• TASK PROMPT
Read the records and write them out again exactly.

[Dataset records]
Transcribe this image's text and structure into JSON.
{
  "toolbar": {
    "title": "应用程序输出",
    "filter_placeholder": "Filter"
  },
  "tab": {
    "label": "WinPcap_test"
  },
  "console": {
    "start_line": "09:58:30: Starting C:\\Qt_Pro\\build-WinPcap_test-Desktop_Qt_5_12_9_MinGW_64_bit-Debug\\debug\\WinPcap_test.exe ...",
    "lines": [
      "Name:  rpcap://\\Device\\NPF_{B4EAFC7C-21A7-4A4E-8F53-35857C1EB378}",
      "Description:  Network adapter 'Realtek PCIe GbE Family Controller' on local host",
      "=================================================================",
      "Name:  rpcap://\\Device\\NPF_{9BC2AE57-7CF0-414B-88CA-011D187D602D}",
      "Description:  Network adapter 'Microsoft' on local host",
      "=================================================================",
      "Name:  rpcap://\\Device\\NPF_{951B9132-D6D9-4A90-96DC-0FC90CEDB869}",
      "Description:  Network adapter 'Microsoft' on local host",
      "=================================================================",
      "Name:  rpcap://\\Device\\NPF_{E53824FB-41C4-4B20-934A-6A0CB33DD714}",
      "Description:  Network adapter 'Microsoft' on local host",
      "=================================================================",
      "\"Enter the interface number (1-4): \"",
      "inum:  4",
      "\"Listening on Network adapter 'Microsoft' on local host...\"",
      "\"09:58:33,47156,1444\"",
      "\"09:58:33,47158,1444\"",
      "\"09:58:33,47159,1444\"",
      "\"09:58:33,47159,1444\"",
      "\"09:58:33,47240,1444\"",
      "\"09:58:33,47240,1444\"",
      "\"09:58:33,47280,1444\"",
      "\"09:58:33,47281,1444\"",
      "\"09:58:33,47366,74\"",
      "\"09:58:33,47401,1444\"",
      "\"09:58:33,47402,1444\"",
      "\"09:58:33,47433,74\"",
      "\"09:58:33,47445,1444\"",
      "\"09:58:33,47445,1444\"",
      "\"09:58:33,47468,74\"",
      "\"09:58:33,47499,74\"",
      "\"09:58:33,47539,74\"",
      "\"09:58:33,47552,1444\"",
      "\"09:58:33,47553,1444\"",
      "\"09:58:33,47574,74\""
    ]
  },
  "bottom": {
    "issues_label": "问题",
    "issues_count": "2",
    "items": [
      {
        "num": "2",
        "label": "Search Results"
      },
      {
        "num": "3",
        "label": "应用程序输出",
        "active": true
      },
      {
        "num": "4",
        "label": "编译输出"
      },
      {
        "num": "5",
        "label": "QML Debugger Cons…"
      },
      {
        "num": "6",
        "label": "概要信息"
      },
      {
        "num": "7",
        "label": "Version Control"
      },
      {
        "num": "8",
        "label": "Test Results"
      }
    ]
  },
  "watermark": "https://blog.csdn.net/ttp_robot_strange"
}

• RESULT FOR THIS EXERCISE
Transcribe this image's text and structure into JSON.
{
  "toolbar": {
    "title": "应用程序输出",
    "filter_placeholder": "Filter"
  },
  "tab": {
    "label": "WinPcap_test"
  },
  "console": {
    "start_line": "09:58:30: Starting C:\\Qt_Pro\\build-WinPcap_test-Desktop_Qt_5_12_9_MinGW_64_bit-Debug\\debug\\WinPcap_test.exe ...",
    "lines": [
      "Name:  rpcap://\\Device\\NPF_{B4EAFC7C-21A7-4A4E-8F53-35857C1EB378}",
      "Description:  Network adapter 'Realtek PCIe GbE Family Controller' on local host",
      "=================================================================",
      "Name:  rpcap://\\Device\\NPF_{9BC2AE57-7CF0-414B-88CA-011D187D602D}",
      "Description:  Network adapter 'Microsoft' on local host",
      "=================================================================",
      "Name:  rpcap://\\Device\\NPF_{951B9132-D6D9-4A90-96DC-0FC90CEDB869}",
      "Description:  Network adapter 'Microsoft' on local host",
      "=================================================================",
      "Name:  rpcap://\\Device\\NPF_{E53824FB-41C4-4B20-934A-6A0CB33DD714}",
      "Description:  Network adapter 'Microsoft' on local host",
      "=================================================================",
      "\"Enter the interface number (1-4): \"",
      "inum:  4",
      "\"Listening on Network adapter 'Microsoft' on local host...\"",
      "\"09:58:33,47156,1444\"",
      "\"09:58:33,47158,1444\"",
      "\"09:58:33,47159,1444\"",
      "\"09:58:33,47159,1444\"",
      "\"09:58:33,47240,1444\"",
      "\"09:58:33,47240,1444\"",
      "\"09:58:33,47280,1444\"",
      "\"09:58:33,47281,1444\"",
      "\"09:58:33,47366,74\"",
      "\"09:58:33,47401,1444\"",
      "\"09:58:33,47402,1444\"",
      "\"09:58:33,47433,74\"",
      "\"09:58:33,47445,1444\"",
      "\"09:58:33,47445,1444\"",
      "\"09:58:33,47468,74\"",
      "\"09:58:33,47499,74\"",
      "\"09:58:33,47539,74\"",
      "\"09:58:33,47552,1444\"",
      "\"09:58:33,47553,1444\"",
      "\"09:58:33,47574,74\""
    ]
  },
  "bottom": {
    "issues_label": "问题",
    "issues_count": "2",
    "items": [
      {
        "num": "2",
        "label": "Search Results"
      },
      {
        "num": "3",
        "label": "应用程序输出",
        "active": true
      },
      {
        "num": "4",
        "label": "编译输出"
      },
      {
        "num": "5",
        "label": "QML Debugger Cons…"
      },
      {
        "num": "6",
        "label": "概要信息"
      },
      {
        "num": "7",
        "label": "Version Control"
      },
      {
        "num": "8",
        "label": "Test Results"
      }
    ]
  },
  "watermark": "https://blog.csdn.net/ttp_robot_strange"
}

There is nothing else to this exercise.